* **Your instructions**: Exclude the pictures, then repeat the remaining data exactly.

Records from a data collection:
====
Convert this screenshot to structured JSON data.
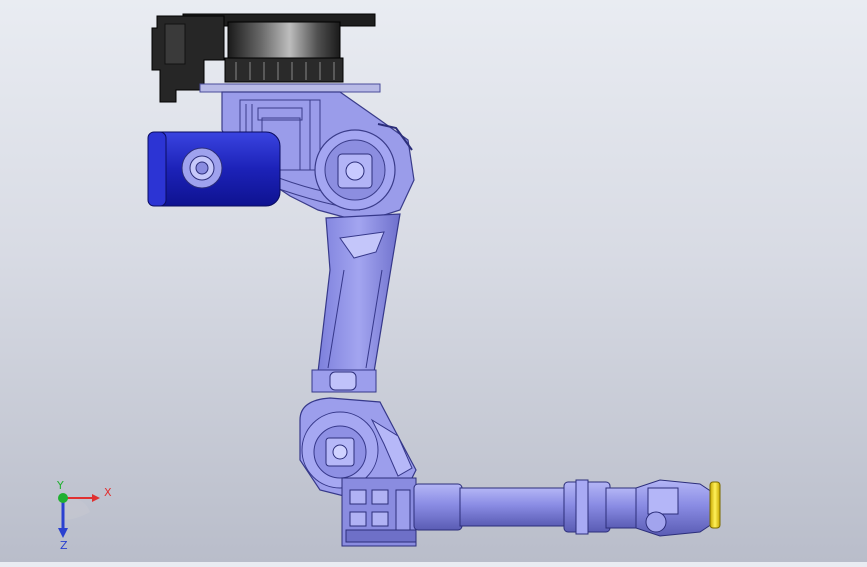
{
  "viewport": {
    "background_top": "#e9ecf2",
    "background_bottom": "#b9bdca",
    "model_color": "#8e90e6",
    "model_shadow": "#5a5cb0",
    "motor_color": "#2a32c8",
    "base_color": "#2b2b2b",
    "flange_color": "#f0d400"
  },
  "triad": {
    "x_label": "X",
    "y_label": "Y",
    "z_label": "Z",
    "x_color": "#e03030",
    "y_color": "#20b030",
    "z_color": "#2a40d0"
  }
}
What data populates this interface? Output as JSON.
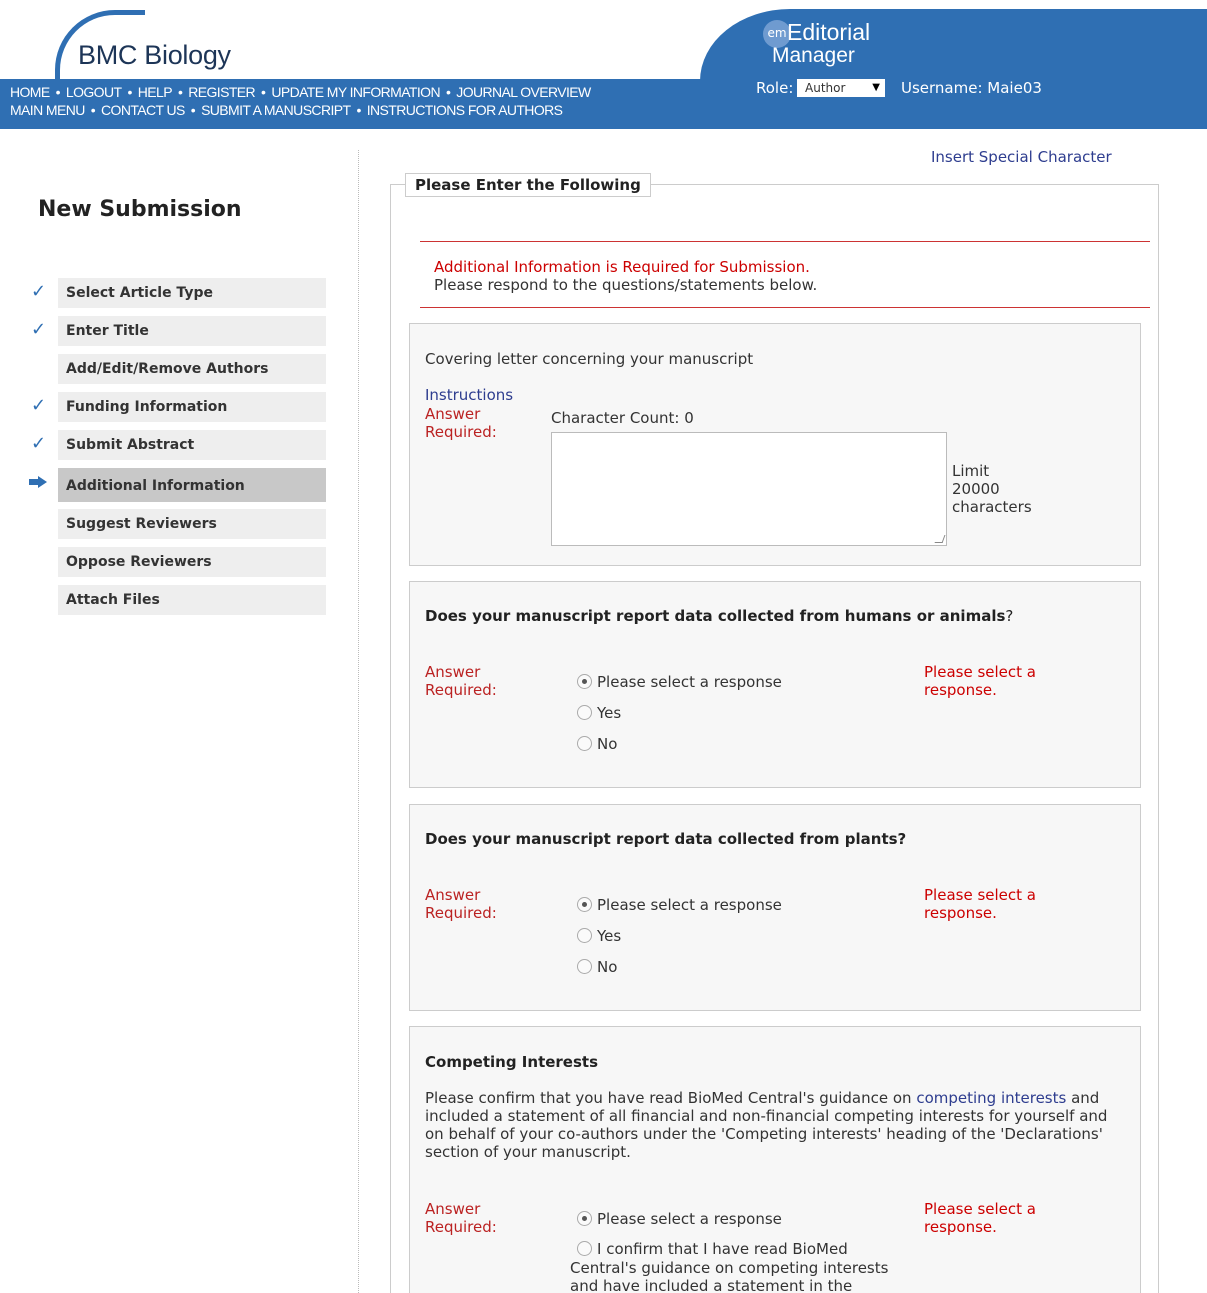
{
  "header": {
    "logo": "BMC Biology",
    "nav_row1": [
      "HOME",
      "LOGOUT",
      "HELP",
      "REGISTER",
      "UPDATE MY INFORMATION",
      "JOURNAL OVERVIEW"
    ],
    "nav_row2": [
      "MAIN MENU",
      "CONTACT US",
      "SUBMIT A MANUSCRIPT",
      "INSTRUCTIONS FOR AUTHORS"
    ],
    "em_badge": "em",
    "em_title_1": "Editorial",
    "em_title_2": "Manager",
    "role_label": "Role:",
    "role_value": "Author",
    "username": "Username: Maie03"
  },
  "sidebar": {
    "title": "New Submission",
    "steps": [
      {
        "label": "Select Article Type",
        "status": "done"
      },
      {
        "label": "Enter Title",
        "status": "done"
      },
      {
        "label": "Add/Edit/Remove Authors",
        "status": "none"
      },
      {
        "label": "Funding Information",
        "status": "done"
      },
      {
        "label": "Submit Abstract",
        "status": "done"
      },
      {
        "label": "Additional Information",
        "status": "current"
      },
      {
        "label": "Suggest Reviewers",
        "status": "none"
      },
      {
        "label": "Oppose Reviewers",
        "status": "none"
      },
      {
        "label": "Attach Files",
        "status": "none"
      }
    ]
  },
  "main": {
    "insert_special_character": "Insert Special Character",
    "legend": "Please Enter the Following",
    "alert_line1": "Additional Information is Required for Submission.",
    "alert_line2": "Please respond to the questions/statements below.",
    "answer_required_1": "Answer",
    "answer_required_2": "Required:",
    "q1": {
      "text": "Covering letter concerning your manuscript",
      "instructions": "Instructions",
      "char_count": "Character Count: 0",
      "limit_1": "Limit",
      "limit_2": "20000",
      "limit_3": "characters"
    },
    "q2": {
      "title": "Does your manuscript report data collected from humans or animals",
      "qmark": "?",
      "options": [
        "Please select a response",
        "Yes",
        "No"
      ],
      "selected": 0,
      "error_1": "Please select a",
      "error_2": "response."
    },
    "q3": {
      "title": "Does your manuscript report data collected from plants?",
      "options": [
        "Please select a response",
        "Yes",
        "No"
      ],
      "selected": 0,
      "error_1": "Please select a",
      "error_2": "response."
    },
    "q4": {
      "title": "Competing Interests",
      "text_before": "Please confirm that you have read BioMed Central's guidance on ",
      "link": "competing interests",
      "text_after": " and included a statement of all financial and non-financial competing interests for yourself and on behalf of your co-authors under the 'Competing interests' heading of the 'Declarations' section of your manuscript.",
      "option1": "Please select a response",
      "option2_line1": "I confirm that I have read BioMed",
      "option2_rest": "Central's guidance on competing interests and have included a statement in the",
      "selected": 0,
      "error_1": "Please select a",
      "error_2": "response."
    }
  }
}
====
* **Solved exercise**:
Convert this screenshot to structured JSON data.
{
  "viewport": {
    "background_top": "#e9ecf2",
    "background_bottom": "#b9bdca",
    "model_color": "#8e90e6",
    "model_shadow": "#5a5cb0",
    "motor_color": "#2a32c8",
    "base_color": "#2b2b2b",
    "flange_color": "#f0d400"
  },
  "triad": {
    "x_label": "X",
    "y_label": "Y",
    "z_label": "Z",
    "x_color": "#e03030",
    "y_color": "#20b030",
    "z_color": "#2a40d0"
  }
}
What data populates this interface? Output as JSON.
{
  "header": {
    "logo": "BMC Biology",
    "nav_row1": [
      "HOME",
      "LOGOUT",
      "HELP",
      "REGISTER",
      "UPDATE MY INFORMATION",
      "JOURNAL OVERVIEW"
    ],
    "nav_row2": [
      "MAIN MENU",
      "CONTACT US",
      "SUBMIT A MANUSCRIPT",
      "INSTRUCTIONS FOR AUTHORS"
    ],
    "em_badge": "em",
    "em_title_1": "Editorial",
    "em_title_2": "Manager",
    "role_label": "Role:",
    "role_value": "Author",
    "username": "Username: Maie03"
  },
  "sidebar": {
    "title": "New Submission",
    "steps": [
      {
        "label": "Select Article Type",
        "status": "done"
      },
      {
        "label": "Enter Title",
        "status": "done"
      },
      {
        "label": "Add/Edit/Remove Authors",
        "status": "none"
      },
      {
        "label": "Funding Information",
        "status": "done"
      },
      {
        "label": "Submit Abstract",
        "status": "done"
      },
      {
        "label": "Additional Information",
        "status": "current"
      },
      {
        "label": "Suggest Reviewers",
        "status": "none"
      },
      {
        "label": "Oppose Reviewers",
        "status": "none"
      },
      {
        "label": "Attach Files",
        "status": "none"
      }
    ]
  },
  "main": {
    "insert_special_character": "Insert Special Character",
    "legend": "Please Enter the Following",
    "alert_line1": "Additional Information is Required for Submission.",
    "alert_line2": "Please respond to the questions/statements below.",
    "answer_required_1": "Answer",
    "answer_required_2": "Required:",
    "q1": {
      "text": "Covering letter concerning your manuscript",
      "instructions": "Instructions",
      "char_count": "Character Count: 0",
      "limit_1": "Limit",
      "limit_2": "20000",
      "limit_3": "characters"
    },
    "q2": {
      "title": "Does your manuscript report data collected from humans or animals",
      "qmark": "?",
      "options": [
        "Please select a response",
        "Yes",
        "No"
      ],
      "selected": 0,
      "error_1": "Please select a",
      "error_2": "response."
    },
    "q3": {
      "title": "Does your manuscript report data collected from plants?",
      "options": [
        "Please select a response",
        "Yes",
        "No"
      ],
      "selected": 0,
      "error_1": "Please select a",
      "error_2": "response."
    },
    "q4": {
      "title": "Competing Interests",
      "text_before": "Please confirm that you have read BioMed Central's guidance on ",
      "link": "competing interests",
      "text_after": " and included a statement of all financial and non-financial competing interests for yourself and on behalf of your co-authors under the 'Competing interests' heading of the 'Declarations' section of your manuscript.",
      "option1": "Please select a response",
      "option2_line1": "I confirm that I have read BioMed",
      "option2_rest": "Central's guidance on competing interests and have included a statement in the",
      "selected": 0,
      "error_1": "Please select a",
      "error_2": "response."
    }
  }
}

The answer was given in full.